**WORK REQUIRED:** Retype, exactly as written, every line from the one containing "Transcribe this image's" through the last line of the records below, both included; skip the pictures.
_ _ _ _
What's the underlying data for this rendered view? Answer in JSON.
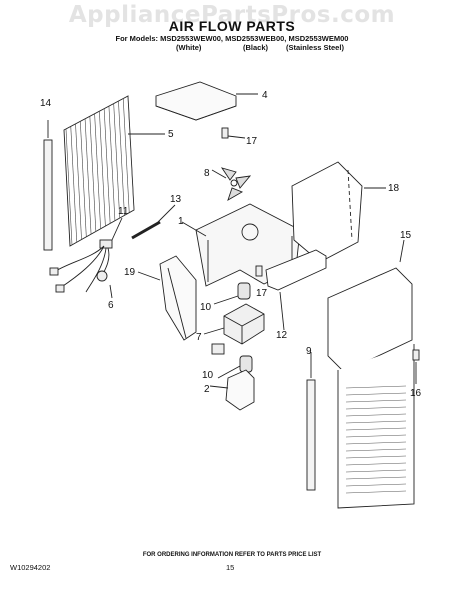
{
  "watermark": "AppliancePartsPros.com",
  "title": "AIR FLOW PARTS",
  "models_line": "For Models: MSD2553WEW00, MSD2553WEB00, MSD2553WEM00",
  "variants": [
    "(White)",
    "(Black)",
    "(Stainless Steel)"
  ],
  "callouts": [
    "1",
    "2",
    "4",
    "5",
    "6",
    "7",
    "8",
    "9",
    "10",
    "10",
    "11",
    "12",
    "13",
    "14",
    "15",
    "16",
    "17",
    "17",
    "18",
    "19"
  ],
  "footer": {
    "note": "FOR ORDERING INFORMATION REFER TO PARTS PRICE LIST",
    "doc_number": "W10294202",
    "page": "15"
  }
}
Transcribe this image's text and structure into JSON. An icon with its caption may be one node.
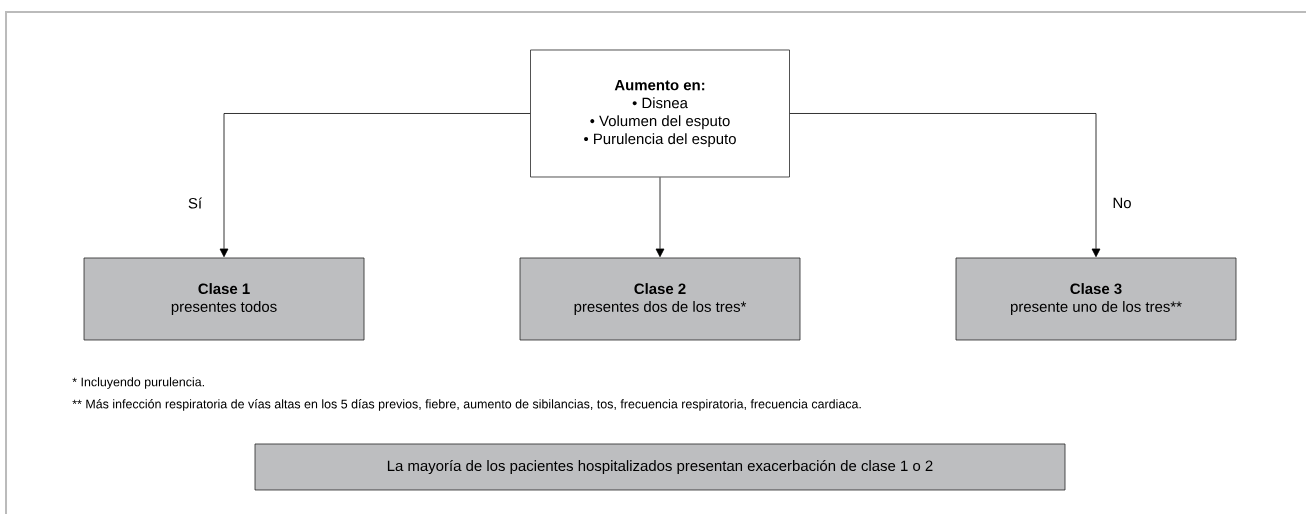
{
  "diagram": {
    "nodes": [
      {
        "text": [
          "Aumento en:",
          "• Disnea",
          "• Volumen del esputo",
          "• Purulencia del esputo"
        ]
      },
      {
        "text": [
          "Clase 1",
          "presentes todos"
        ]
      },
      {
        "text": [
          "Clase 2",
          "presentes dos de los tres*"
        ]
      },
      {
        "text": [
          "Clase 3",
          "presente uno de los tres**"
        ]
      },
      {
        "text": [
          "La mayoría de los pacientes hospitalizados presentan exacerbación de clase 1 o 2"
        ]
      }
    ],
    "edges": [
      {
        "from": 0,
        "to": 1,
        "arrow": "to",
        "label": "Sí"
      },
      {
        "from": 0,
        "to": 2,
        "arrow": "to"
      },
      {
        "from": 0,
        "to": 3,
        "arrow": "to",
        "label": "No"
      }
    ],
    "labels": [
      "*  Incluyendo purulencia.",
      "** Más infección respiratoria de vías altas en los 5 días previos, fiebre, aumento de sibilancias, tos, frecuencia respiratoria, frecuencia cardiaca."
    ]
  }
}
_ _ _ _
**EXERCISE SOLUTION:**
Transcribe this image's text and structure into JSON. An icon with its caption may be one node.
{
  "diagram": {
    "nodes": [
      {
        "text": [
          "Aumento en:",
          "• Disnea",
          "• Volumen del esputo",
          "• Purulencia del esputo"
        ]
      },
      {
        "text": [
          "Clase 1",
          "presentes todos"
        ]
      },
      {
        "text": [
          "Clase 2",
          "presentes dos de los tres*"
        ]
      },
      {
        "text": [
          "Clase 3",
          "presente uno de los tres**"
        ]
      },
      {
        "text": [
          "La mayoría de los pacientes hospitalizados presentan exacerbación de clase 1 o 2"
        ]
      }
    ],
    "edges": [
      {
        "from": 0,
        "to": 1,
        "arrow": "to",
        "label": "Sí"
      },
      {
        "from": 0,
        "to": 2,
        "arrow": "to"
      },
      {
        "from": 0,
        "to": 3,
        "arrow": "to",
        "label": "No"
      }
    ],
    "labels": [
      "*  Incluyendo purulencia.",
      "** Más infección respiratoria de vías altas en los 5 días previos, fiebre, aumento de sibilancias, tos, frecuencia respiratoria, frecuencia cardiaca."
    ]
  }
}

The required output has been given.